:: Extracted entries ::

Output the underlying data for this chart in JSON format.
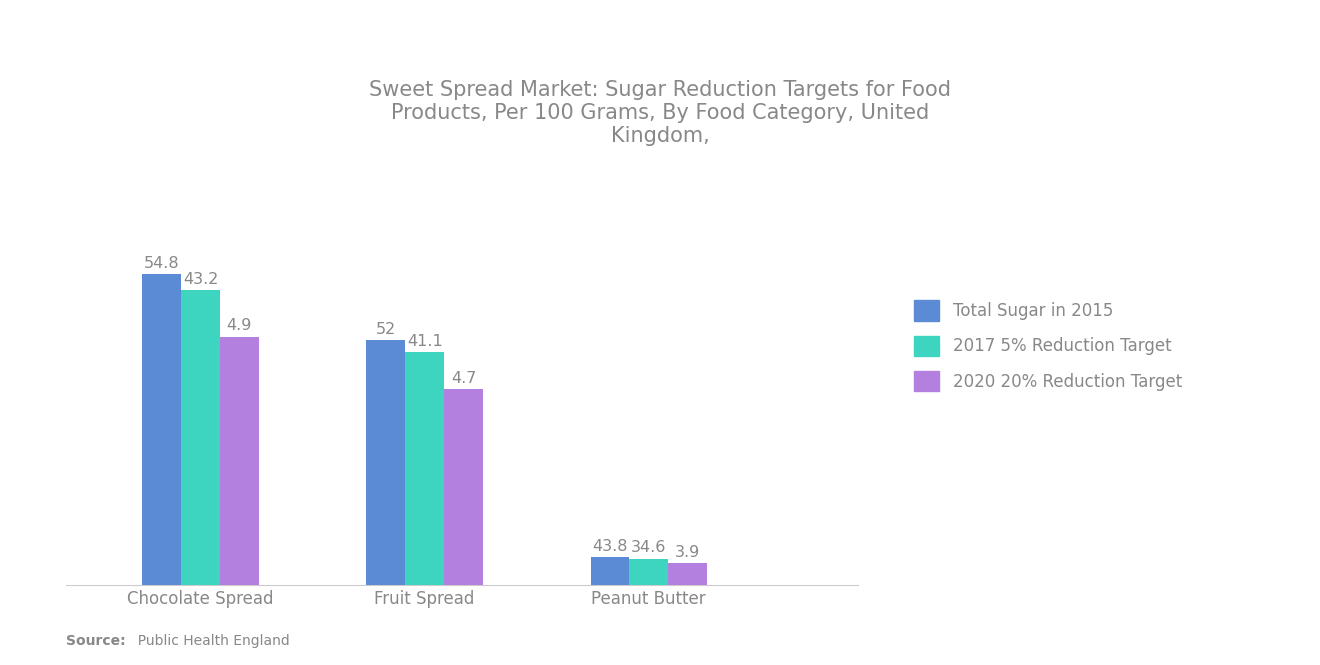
{
  "title": "Sweet Spread Market: Sugar Reduction Targets for Food\nProducts, Per 100 Grams, By Food Category, United\nKingdom,",
  "categories": [
    "Chocolate Spread",
    "Fruit Spread",
    "Peanut Butter"
  ],
  "series": [
    {
      "label": "Total Sugar in 2015",
      "color": "#5B8BD4",
      "values": [
        54.8,
        43.2,
        4.9
      ]
    },
    {
      "label": "2017 5% Reduction Target",
      "color": "#3DD4C0",
      "values": [
        52,
        41.1,
        4.7
      ]
    },
    {
      "label": "2020 20% Reduction Target",
      "color": "#B380E0",
      "values": [
        43.8,
        34.6,
        3.9
      ]
    }
  ],
  "value_labels": [
    [
      "54.8",
      "52",
      "43.8"
    ],
    [
      "43.2",
      "41.1",
      "34.6"
    ],
    [
      "4.9",
      "4.7",
      "3.9"
    ]
  ],
  "source_bold": "Source:",
  "source_rest": "  Public Health England",
  "background_color": "#FFFFFF",
  "title_color": "#888888",
  "label_color": "#888888",
  "bar_width": 0.13,
  "ylim": [
    0,
    68
  ],
  "value_fontsize": 11.5,
  "xlabel_fontsize": 12,
  "legend_fontsize": 12,
  "title_fontsize": 15,
  "source_fontsize": 10,
  "group_centers": [
    0.35,
    1.1,
    1.85
  ],
  "xlim": [
    -0.1,
    2.55
  ]
}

:: Set problem ::
Scan the lines for the string "Spread". Copy out each line that matches.

:: Answer to this task ::
  "title": "Sweet Spread Market: Sugar Reduction Targets for Food\nProducts, Per 100 Grams, By Food Category, United\nKingdom,",
    "Chocolate Spread",
    "Fruit Spread",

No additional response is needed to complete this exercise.